▸ WRITTEN PROBLEM
Report each line of the data that includes the word "diverse".

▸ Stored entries
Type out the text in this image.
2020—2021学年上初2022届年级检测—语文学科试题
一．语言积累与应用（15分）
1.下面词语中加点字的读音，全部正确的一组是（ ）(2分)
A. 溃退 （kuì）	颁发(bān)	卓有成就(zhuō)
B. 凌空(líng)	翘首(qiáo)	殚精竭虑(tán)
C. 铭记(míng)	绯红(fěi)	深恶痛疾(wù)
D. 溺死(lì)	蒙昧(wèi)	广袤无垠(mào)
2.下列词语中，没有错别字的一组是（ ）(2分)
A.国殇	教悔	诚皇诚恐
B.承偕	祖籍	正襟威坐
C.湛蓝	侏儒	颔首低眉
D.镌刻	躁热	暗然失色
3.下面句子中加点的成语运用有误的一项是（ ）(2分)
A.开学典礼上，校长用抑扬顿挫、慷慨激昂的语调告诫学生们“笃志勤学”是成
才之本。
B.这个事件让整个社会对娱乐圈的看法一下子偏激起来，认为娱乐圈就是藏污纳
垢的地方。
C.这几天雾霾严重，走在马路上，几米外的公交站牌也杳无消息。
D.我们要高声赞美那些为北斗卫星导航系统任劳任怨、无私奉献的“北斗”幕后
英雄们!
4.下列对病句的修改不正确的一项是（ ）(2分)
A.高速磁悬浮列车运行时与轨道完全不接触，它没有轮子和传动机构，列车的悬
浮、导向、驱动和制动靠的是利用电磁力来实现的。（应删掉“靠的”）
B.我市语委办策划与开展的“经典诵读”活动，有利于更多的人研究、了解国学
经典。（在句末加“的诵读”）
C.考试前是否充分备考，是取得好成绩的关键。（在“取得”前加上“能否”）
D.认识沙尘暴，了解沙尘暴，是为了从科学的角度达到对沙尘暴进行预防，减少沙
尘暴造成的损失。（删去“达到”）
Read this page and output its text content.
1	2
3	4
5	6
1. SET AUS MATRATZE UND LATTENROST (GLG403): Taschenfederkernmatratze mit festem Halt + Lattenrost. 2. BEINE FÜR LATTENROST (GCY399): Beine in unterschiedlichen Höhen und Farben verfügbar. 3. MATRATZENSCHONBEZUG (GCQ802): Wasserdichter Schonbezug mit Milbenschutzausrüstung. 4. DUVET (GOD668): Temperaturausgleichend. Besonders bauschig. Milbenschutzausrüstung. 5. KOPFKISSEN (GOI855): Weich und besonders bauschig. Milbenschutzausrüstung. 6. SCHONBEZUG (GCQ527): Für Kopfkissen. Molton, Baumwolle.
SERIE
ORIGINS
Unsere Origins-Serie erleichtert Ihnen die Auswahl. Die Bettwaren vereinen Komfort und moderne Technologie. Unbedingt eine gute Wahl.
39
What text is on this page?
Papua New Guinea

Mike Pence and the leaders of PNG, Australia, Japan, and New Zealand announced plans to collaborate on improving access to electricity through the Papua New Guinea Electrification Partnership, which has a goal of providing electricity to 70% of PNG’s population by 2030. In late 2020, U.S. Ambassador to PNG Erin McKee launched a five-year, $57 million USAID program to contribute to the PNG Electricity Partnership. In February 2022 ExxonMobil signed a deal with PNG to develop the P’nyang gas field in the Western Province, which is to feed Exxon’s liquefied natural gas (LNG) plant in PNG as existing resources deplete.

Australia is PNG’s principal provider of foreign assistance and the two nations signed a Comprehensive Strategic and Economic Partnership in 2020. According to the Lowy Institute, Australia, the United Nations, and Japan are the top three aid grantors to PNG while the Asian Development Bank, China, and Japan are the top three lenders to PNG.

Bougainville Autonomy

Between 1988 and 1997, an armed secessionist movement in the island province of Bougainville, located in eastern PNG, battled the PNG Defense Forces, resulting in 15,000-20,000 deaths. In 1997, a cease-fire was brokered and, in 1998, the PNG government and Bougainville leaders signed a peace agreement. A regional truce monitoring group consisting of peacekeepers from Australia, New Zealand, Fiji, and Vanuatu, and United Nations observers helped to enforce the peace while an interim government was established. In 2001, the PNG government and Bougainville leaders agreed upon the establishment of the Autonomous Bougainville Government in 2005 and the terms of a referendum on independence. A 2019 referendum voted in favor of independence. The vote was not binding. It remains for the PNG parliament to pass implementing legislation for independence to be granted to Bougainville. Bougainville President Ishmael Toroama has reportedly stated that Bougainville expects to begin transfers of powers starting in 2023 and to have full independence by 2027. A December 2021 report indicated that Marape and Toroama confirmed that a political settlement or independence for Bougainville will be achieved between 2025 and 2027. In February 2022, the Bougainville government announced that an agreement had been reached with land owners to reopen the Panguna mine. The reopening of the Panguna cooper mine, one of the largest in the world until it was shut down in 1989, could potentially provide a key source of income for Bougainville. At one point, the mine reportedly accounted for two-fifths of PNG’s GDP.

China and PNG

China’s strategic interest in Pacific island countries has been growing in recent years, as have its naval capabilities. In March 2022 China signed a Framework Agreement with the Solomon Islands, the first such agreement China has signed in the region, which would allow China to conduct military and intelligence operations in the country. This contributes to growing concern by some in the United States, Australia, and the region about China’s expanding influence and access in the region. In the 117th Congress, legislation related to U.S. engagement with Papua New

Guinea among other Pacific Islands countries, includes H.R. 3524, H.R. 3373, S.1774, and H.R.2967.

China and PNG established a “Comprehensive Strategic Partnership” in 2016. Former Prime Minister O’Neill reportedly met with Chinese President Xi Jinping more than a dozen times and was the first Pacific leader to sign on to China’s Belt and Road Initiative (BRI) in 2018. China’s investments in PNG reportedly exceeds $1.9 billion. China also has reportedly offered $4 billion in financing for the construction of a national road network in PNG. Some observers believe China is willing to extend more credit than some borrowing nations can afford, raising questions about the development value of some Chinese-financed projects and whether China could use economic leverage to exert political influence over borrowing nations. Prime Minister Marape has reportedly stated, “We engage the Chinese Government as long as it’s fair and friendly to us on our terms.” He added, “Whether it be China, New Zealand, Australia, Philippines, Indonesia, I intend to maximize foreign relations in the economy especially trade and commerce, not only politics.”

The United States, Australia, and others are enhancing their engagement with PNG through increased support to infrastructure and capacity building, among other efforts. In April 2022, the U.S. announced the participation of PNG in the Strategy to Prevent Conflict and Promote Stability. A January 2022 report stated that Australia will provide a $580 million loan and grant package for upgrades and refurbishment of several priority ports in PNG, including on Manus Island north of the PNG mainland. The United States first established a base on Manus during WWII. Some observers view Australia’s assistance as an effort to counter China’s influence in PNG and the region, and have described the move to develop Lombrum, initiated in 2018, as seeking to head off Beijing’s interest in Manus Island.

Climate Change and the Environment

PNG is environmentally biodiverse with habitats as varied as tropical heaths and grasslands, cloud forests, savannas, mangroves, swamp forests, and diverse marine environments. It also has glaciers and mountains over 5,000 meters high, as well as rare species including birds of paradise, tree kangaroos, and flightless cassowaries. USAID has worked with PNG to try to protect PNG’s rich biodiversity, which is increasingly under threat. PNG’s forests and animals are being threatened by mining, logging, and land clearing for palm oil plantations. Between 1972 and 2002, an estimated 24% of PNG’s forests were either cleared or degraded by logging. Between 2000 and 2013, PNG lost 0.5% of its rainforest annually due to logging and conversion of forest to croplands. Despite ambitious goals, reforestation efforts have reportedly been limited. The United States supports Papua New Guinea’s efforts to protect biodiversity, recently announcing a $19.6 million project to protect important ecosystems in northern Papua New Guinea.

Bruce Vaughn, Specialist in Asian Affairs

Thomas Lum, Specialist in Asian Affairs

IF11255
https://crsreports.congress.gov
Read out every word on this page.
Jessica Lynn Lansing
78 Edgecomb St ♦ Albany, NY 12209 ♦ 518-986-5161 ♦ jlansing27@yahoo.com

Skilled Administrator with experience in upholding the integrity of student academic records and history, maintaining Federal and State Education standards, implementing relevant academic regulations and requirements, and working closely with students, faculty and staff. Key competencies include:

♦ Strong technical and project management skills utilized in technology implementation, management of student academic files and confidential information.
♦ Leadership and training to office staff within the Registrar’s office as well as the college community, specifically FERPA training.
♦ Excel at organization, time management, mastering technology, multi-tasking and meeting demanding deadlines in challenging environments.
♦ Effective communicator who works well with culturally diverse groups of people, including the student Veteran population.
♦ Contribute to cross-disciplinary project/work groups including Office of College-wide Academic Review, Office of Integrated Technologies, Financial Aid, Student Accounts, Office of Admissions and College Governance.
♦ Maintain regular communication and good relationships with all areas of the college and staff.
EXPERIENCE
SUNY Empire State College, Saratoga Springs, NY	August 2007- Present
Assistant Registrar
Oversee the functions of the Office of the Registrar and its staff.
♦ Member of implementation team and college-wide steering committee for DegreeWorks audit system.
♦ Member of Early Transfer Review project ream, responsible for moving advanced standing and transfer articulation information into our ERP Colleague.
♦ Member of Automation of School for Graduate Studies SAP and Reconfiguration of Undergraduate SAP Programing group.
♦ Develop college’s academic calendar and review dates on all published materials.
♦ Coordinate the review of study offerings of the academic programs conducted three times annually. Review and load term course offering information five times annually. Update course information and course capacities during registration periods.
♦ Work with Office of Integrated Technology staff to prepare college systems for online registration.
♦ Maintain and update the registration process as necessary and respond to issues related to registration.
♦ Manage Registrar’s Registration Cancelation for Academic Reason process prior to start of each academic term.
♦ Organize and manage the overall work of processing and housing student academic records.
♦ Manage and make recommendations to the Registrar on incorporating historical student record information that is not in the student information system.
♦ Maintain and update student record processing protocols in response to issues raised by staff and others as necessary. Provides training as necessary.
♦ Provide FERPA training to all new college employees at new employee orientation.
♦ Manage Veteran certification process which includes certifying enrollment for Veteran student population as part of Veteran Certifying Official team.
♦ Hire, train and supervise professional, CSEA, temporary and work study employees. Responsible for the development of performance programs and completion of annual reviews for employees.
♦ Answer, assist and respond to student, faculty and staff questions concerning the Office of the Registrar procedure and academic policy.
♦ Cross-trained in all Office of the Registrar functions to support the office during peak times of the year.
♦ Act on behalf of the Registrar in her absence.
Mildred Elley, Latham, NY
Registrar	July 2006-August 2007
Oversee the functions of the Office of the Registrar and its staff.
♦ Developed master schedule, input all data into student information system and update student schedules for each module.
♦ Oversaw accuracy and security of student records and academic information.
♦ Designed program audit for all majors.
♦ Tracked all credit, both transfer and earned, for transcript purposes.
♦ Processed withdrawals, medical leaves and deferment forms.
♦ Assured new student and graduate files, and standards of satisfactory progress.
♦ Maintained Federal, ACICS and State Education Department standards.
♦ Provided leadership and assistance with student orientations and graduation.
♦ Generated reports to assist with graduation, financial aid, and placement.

▸ EXERCISE RESPONSE
PNG is environmentally biodiverse with habitats as varied as tropical heaths and grasslands, cloud forests, savannas, mangroves, swamp forests, and diverse marine environments. It also has glaciers and mountains over 5,000 meters high, as well as rare species including birds of paradise, tree kangaroos, and flightless cassowaries. USAID has worked with PNG to try to protect PNG’s rich biodiversity, which is increasingly under threat. PNG’s forests and animals are being threatened by mining, logging, and land clearing for palm oil plantations. Between 1972 and 2002, an estimated 24% of PNG’s forests were either cleared or degraded by logging. Between 2000 and 2013, PNG lost 0.5% of its rainforest annually due to logging and conversion of forest to croplands. Despite ambitious goals, reforestation efforts have reportedly been limited. The United States supports Papua New Guinea’s efforts to protect biodiversity, recently announcing a $19.6 million project to protect important ecosystems in northern Papua New Guinea.
♦ Effective communicator who works well with culturally diverse groups of people, including the student Veteran population.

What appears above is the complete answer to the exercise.